YOUR TASK:
Collect every line that includes the string "JSON".
********************
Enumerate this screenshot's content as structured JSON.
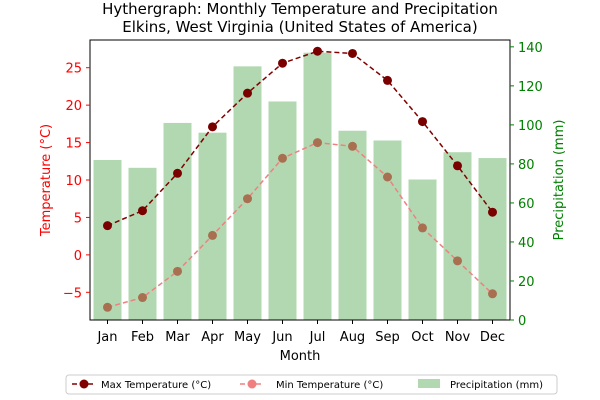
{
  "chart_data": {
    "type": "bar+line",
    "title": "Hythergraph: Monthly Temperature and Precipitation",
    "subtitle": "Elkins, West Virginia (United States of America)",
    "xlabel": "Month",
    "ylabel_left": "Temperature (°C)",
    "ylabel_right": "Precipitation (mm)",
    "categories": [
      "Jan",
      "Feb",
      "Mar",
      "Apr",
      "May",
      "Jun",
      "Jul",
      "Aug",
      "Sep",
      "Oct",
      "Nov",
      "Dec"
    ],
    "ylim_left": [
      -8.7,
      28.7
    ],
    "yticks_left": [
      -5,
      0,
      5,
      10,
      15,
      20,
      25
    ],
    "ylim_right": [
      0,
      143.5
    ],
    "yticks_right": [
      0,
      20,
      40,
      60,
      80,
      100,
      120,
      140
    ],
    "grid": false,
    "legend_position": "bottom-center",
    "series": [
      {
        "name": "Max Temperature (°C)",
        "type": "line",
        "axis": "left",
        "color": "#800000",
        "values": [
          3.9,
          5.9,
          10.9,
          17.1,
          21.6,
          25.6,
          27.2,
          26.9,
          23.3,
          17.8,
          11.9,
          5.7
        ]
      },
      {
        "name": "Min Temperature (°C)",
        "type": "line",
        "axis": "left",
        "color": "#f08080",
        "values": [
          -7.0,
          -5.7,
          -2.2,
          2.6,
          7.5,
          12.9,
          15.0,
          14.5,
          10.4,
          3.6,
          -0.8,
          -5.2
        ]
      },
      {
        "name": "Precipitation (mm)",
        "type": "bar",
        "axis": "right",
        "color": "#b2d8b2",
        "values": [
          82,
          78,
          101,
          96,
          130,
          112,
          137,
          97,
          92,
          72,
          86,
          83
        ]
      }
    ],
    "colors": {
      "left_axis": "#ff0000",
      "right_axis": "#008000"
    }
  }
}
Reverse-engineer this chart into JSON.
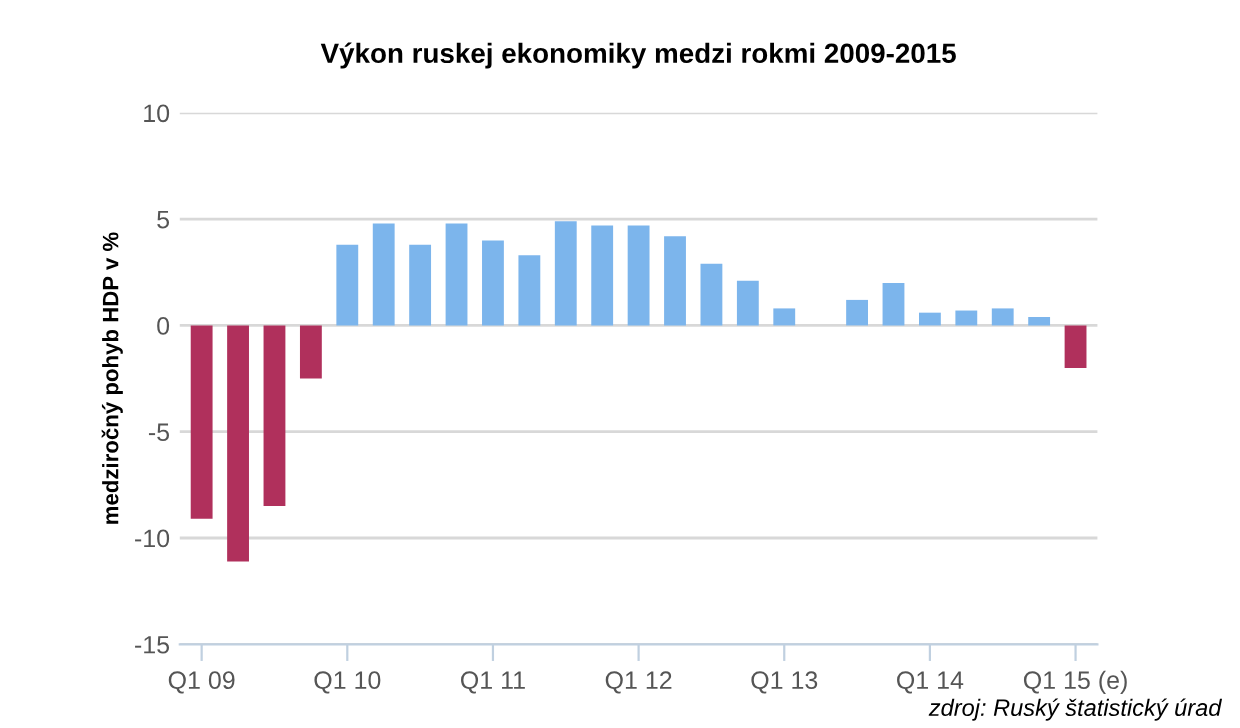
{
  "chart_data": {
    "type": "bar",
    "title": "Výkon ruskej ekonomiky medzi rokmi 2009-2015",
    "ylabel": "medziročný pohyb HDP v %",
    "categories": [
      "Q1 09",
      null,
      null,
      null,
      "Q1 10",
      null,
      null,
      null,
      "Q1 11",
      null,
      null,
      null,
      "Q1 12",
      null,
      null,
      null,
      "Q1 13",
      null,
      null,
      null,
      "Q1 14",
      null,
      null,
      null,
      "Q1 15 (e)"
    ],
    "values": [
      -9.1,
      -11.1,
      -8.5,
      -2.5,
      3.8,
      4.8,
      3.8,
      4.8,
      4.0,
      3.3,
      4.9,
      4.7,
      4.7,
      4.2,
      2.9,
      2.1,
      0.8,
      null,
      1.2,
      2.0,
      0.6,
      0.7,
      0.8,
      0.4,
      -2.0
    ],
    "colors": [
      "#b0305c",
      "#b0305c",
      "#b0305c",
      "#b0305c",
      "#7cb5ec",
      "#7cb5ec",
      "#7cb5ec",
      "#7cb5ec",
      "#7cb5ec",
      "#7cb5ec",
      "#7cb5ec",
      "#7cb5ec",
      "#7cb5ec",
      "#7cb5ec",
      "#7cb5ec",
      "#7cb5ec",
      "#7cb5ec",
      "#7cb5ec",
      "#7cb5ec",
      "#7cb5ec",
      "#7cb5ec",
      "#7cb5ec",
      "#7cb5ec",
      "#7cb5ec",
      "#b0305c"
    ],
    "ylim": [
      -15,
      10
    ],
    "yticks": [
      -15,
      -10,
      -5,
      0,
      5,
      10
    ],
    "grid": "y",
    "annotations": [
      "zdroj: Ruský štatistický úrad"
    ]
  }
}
********************
THE OUTPUT:
Enumerate this screenshot's content as structured JSON.
Reverse-engineer this chart into JSON.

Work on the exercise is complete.